GIVEN INFORMATION:
>>

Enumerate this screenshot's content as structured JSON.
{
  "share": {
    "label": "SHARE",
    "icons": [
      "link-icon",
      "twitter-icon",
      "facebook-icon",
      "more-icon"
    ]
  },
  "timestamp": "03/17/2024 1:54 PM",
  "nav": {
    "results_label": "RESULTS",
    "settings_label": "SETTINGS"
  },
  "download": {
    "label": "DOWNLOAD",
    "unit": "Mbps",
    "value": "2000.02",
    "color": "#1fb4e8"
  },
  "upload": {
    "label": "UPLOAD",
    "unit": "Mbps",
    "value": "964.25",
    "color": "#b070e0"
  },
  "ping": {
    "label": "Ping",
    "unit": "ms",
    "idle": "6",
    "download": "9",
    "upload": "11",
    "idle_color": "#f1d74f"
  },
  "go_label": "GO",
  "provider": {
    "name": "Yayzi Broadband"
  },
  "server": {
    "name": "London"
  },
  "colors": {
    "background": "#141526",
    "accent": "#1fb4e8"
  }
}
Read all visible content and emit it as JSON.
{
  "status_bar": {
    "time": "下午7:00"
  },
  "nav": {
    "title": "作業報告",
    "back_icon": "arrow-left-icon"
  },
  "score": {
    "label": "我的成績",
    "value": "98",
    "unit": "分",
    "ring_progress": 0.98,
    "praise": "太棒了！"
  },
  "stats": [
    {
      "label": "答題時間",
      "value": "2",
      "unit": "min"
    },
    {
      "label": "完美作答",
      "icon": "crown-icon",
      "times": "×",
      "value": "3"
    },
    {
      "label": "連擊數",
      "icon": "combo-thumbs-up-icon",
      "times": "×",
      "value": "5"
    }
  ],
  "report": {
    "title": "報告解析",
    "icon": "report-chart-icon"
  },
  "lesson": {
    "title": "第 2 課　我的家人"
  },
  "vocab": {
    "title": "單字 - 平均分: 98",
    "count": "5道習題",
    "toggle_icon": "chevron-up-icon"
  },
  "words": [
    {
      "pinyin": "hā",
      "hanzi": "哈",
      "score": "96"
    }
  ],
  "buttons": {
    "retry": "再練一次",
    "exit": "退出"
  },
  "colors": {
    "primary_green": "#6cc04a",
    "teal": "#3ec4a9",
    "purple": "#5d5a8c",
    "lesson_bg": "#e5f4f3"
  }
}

<<

PROBLEM REQUIREMENTS: Recopy the whole listing exactly.

RESPONSE:
Enumerate this screenshot's content as structured JSON.
{
  "share": {
    "label": "SHARE",
    "icons": [
      "link-icon",
      "twitter-icon",
      "facebook-icon",
      "more-icon"
    ]
  },
  "timestamp": "03/17/2024 1:54 PM",
  "nav": {
    "results_label": "RESULTS",
    "settings_label": "SETTINGS"
  },
  "download": {
    "label": "DOWNLOAD",
    "unit": "Mbps",
    "value": "2000.02",
    "color": "#1fb4e8"
  },
  "upload": {
    "label": "UPLOAD",
    "unit": "Mbps",
    "value": "964.25",
    "color": "#b070e0"
  },
  "ping": {
    "label": "Ping",
    "unit": "ms",
    "idle": "6",
    "download": "9",
    "upload": "11",
    "idle_color": "#f1d74f"
  },
  "go_label": "GO",
  "provider": {
    "name": "Yayzi Broadband"
  },
  "server": {
    "name": "London"
  },
  "colors": {
    "background": "#141526",
    "accent": "#1fb4e8"
  }
}
Read all visible content and emit it as JSON.
{
  "status_bar": {
    "time": "下午7:00"
  },
  "nav": {
    "title": "作業報告",
    "back_icon": "arrow-left-icon"
  },
  "score": {
    "label": "我的成績",
    "value": "98",
    "unit": "分",
    "ring_progress": 0.98,
    "praise": "太棒了！"
  },
  "stats": [
    {
      "label": "答題時間",
      "value": "2",
      "unit": "min"
    },
    {
      "label": "完美作答",
      "icon": "crown-icon",
      "times": "×",
      "value": "3"
    },
    {
      "label": "連擊數",
      "icon": "combo-thumbs-up-icon",
      "times": "×",
      "value": "5"
    }
  ],
  "report": {
    "title": "報告解析",
    "icon": "report-chart-icon"
  },
  "lesson": {
    "title": "第 2 課　我的家人"
  },
  "vocab": {
    "title": "單字 - 平均分: 98",
    "count": "5道習題",
    "toggle_icon": "chevron-up-icon"
  },
  "words": [
    {
      "pinyin": "hā",
      "hanzi": "哈",
      "score": "96"
    }
  ],
  "buttons": {
    "retry": "再練一次",
    "exit": "退出"
  },
  "colors": {
    "primary_green": "#6cc04a",
    "teal": "#3ec4a9",
    "purple": "#5d5a8c",
    "lesson_bg": "#e5f4f3"
  }
}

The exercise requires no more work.